TEXT EXTRACT =>
Let $\mathcal{K} \subset \text{pr}_X^*\mathcal{F}$ be the subsheaf
of sections supported in the inverse image of $Z$ in $X \times_S S'$.
By Properties, Lemma
\ref{properties-lemma-push-sections-supported-on-closed-subset}
the pushforward $g'_*\mathcal{K}$ is the subsheaf of sections of
$\text{pr}_Y^*g_*\mathcal{F}$ supported in the inverse
image of $Z$ in $Y \times_S S'$. As $g'$ is affine
(Morphisms, Lemma \ref{morphisms-lemma-base-change-affine})
we see that $g'_*$ is exact, hence we conclude.
\end{proof}

\begin{lemma}
\label{lemma-strict-transform-different-centers}
Let $S$ be a scheme. Let $Z \subset S$ be a closed subscheme.
Let $D \subset S$ be an effective Cartier divisor.
Let $Z' \subset S$ be the closed subscheme cut out by the product
of the ideal sheaves of $Z$ and $D$.
Let $S' \to S$ be the blowup of $S$ in $Z$.
\begin{enumerate}
\item The blowup of $S$ in $Z'$ is isomorphic to $S' \to S$.
\item Let $f : X \to S$ be a morphism of schemes and let $\mathcal{F}$
be a quasi-coherent $\mathcal{O}_X$-module. If $\mathcal{F}$ has
no nonzero local sections supported in $f^{-1}D$, then the
strict transform of $\mathcal{F}$ relative to the blowing up
in $Z$ agrees with the strict transform of $\mathcal{F}$ relative
to the blowing up of $S$ in $Z'$.
\end{enumerate}
\end{lemma}

\begin{proof}
The first statement follows on combining
Lemmas \ref{lemma-blowing-up-two-ideals} and
\ref{lemma-blow-up-effective-Cartier-divisor}.
Using Lemma \ref{lemma-blowing-up-affine} the second statement
translates into the
following algebra problem. Let $A$ be a ring, $I \subset A$ an ideal,
$x \in A$ a nonzerodivisor, and $a \in I$. Let $M$ be an $A$-module
whose $x$-torsion is zero. To show: the $a$-power torsion in
$M \otimes_A A[\frac{I}{a}]$ is equal to the $xa$-power torsion.
The reason for this is that the kernel and cokernel of the map
$A \to A[\frac{I}{a}]$ is $a$-power torsion, so this map becomes an
isomorphism after inverting $a$. Hence the kernel
and cokernel of $M \to M \otimes_A A[\frac{I}{a}]$ are $a$-power
torsion too. This implies the result.
\end{proof}

\begin{lemma}
\label{lemma-strict-transform-composition-blowups}
Let $S$ be a scheme. Let $Z \subset S$ be a closed subscheme.
Let $b : S' \to S$ be the blowing up with center $Z$. Let $Z' \subset S'$ be
a closed subscheme. Let $S'' \to S'$ be the blowing up with center $Z'$.

PROVIDED MATERIAL =>

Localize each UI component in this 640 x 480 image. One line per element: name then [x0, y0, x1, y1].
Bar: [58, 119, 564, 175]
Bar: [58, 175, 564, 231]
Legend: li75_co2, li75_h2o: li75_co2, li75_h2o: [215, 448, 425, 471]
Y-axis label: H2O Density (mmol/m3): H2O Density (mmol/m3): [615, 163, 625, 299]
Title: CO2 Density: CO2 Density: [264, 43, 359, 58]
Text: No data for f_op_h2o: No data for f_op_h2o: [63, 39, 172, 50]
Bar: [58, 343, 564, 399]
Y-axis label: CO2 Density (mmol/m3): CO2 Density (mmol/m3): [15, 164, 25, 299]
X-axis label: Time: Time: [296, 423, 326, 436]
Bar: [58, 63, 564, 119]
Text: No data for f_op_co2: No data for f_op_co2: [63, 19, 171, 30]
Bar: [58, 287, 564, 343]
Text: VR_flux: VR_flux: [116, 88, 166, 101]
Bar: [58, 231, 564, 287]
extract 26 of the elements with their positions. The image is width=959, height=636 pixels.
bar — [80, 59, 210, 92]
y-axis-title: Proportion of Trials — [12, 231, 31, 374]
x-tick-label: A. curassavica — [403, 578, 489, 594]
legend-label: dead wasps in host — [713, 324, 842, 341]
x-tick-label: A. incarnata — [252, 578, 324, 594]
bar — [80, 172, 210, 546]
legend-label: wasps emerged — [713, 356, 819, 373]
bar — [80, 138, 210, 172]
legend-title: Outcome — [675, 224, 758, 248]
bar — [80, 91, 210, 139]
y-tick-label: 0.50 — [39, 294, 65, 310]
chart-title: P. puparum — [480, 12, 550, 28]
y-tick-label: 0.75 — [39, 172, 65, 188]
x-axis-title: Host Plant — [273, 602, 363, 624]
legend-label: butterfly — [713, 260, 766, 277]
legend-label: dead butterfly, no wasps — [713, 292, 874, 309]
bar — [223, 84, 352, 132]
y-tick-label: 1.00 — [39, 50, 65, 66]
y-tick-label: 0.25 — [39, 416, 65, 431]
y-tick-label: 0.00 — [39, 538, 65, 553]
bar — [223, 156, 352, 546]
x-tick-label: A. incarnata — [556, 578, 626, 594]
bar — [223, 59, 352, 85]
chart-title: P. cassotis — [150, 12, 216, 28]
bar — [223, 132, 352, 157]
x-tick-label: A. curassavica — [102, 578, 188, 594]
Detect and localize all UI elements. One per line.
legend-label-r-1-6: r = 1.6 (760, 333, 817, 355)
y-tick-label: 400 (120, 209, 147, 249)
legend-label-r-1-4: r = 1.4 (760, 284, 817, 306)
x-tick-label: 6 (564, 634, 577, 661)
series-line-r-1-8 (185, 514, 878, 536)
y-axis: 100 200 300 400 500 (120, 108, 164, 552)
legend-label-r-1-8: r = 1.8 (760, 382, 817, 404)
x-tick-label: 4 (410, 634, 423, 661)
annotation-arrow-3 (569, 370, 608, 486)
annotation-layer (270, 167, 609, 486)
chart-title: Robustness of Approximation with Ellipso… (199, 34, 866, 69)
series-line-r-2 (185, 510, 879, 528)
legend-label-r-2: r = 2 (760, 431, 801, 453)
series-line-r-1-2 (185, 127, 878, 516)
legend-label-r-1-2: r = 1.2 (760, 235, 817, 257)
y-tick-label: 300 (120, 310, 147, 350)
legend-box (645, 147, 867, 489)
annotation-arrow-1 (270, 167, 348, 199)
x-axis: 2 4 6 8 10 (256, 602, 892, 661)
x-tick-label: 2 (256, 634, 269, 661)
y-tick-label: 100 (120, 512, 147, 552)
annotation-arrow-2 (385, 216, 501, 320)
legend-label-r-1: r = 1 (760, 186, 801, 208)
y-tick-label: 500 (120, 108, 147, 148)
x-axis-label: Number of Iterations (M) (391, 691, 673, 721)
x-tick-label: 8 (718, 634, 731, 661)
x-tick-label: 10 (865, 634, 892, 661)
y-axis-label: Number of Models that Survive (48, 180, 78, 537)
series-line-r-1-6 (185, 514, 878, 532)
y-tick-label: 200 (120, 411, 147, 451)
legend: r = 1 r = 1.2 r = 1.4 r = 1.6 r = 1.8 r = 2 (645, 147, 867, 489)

EXERCISE BRIEF => Copy the passage of the text on blowups between "The reason for" and "implies the result.", inclusive. Rely only on the text on blowups; the listing plays no part here.

EXERCISE SOLUTION =>
The reason for this is that the kernel and cokernel of the map
$A \to A[\frac{I}{a}]$ is $a$-power torsion, so this map becomes an
isomorphism after inverting $a$. Hence the kernel
and cokernel of $M \to M \otimes_A A[\frac{I}{a}]$ are $a$-power
torsion too. This implies the result.